-- Begin Records for processing --

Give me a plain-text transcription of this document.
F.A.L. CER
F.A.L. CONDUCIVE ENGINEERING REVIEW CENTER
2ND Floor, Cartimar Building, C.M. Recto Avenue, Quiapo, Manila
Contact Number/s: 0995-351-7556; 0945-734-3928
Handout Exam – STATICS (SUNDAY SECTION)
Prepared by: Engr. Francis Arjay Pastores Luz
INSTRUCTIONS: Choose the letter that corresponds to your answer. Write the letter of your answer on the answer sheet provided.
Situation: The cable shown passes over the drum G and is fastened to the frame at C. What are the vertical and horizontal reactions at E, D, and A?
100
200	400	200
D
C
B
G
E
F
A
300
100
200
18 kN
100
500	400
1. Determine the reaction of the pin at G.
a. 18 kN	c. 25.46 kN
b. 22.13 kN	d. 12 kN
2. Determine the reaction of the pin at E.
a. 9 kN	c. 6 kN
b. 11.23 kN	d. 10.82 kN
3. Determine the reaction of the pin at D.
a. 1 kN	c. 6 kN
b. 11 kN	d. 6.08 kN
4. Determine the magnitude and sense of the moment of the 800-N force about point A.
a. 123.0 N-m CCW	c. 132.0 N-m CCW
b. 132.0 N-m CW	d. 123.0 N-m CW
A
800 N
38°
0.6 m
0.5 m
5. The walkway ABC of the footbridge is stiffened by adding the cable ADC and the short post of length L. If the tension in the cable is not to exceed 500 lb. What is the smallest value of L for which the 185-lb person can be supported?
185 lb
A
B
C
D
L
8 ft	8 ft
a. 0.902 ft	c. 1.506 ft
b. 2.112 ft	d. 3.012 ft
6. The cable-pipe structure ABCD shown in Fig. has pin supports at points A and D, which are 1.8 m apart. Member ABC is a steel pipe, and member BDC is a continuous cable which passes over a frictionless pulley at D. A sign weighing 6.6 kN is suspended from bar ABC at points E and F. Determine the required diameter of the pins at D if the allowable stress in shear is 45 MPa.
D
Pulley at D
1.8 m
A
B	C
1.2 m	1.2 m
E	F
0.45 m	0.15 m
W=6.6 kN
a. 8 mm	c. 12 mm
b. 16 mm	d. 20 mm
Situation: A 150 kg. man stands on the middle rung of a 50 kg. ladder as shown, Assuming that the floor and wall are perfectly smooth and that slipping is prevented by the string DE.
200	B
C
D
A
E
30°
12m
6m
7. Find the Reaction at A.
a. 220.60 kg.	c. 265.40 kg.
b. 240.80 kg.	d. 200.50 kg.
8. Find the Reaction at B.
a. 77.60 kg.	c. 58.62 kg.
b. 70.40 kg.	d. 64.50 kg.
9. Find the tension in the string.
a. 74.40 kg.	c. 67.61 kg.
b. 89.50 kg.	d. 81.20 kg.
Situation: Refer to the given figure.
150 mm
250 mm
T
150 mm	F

-- End Records for processing --

§ **Stated exercise**
From the records, copy every line that has the string "shown" in it.

§ **Task response**
Situation: The cable shown passes over the drum G and is fastened to the frame at C. What are the vertical and horizontal reactions at E, D, and A?
6. The cable-pipe structure ABCD shown in Fig. has pin supports at points A and D, which are 1.8 m apart. Member ABC is a steel pipe, and member BDC is a continuous cable which passes over a frictionless pulley at D. A sign weighing 6.6 kN is suspended from bar ABC at points E and F. Determine the required diameter of the pins at D if the allowable stress in shear is 45 MPa.
Situation: A 150 kg. man stands on the middle rung of a 50 kg. ladder as shown, Assuming that the floor and wall are perfectly smooth and that slipping is prevented by the string DE.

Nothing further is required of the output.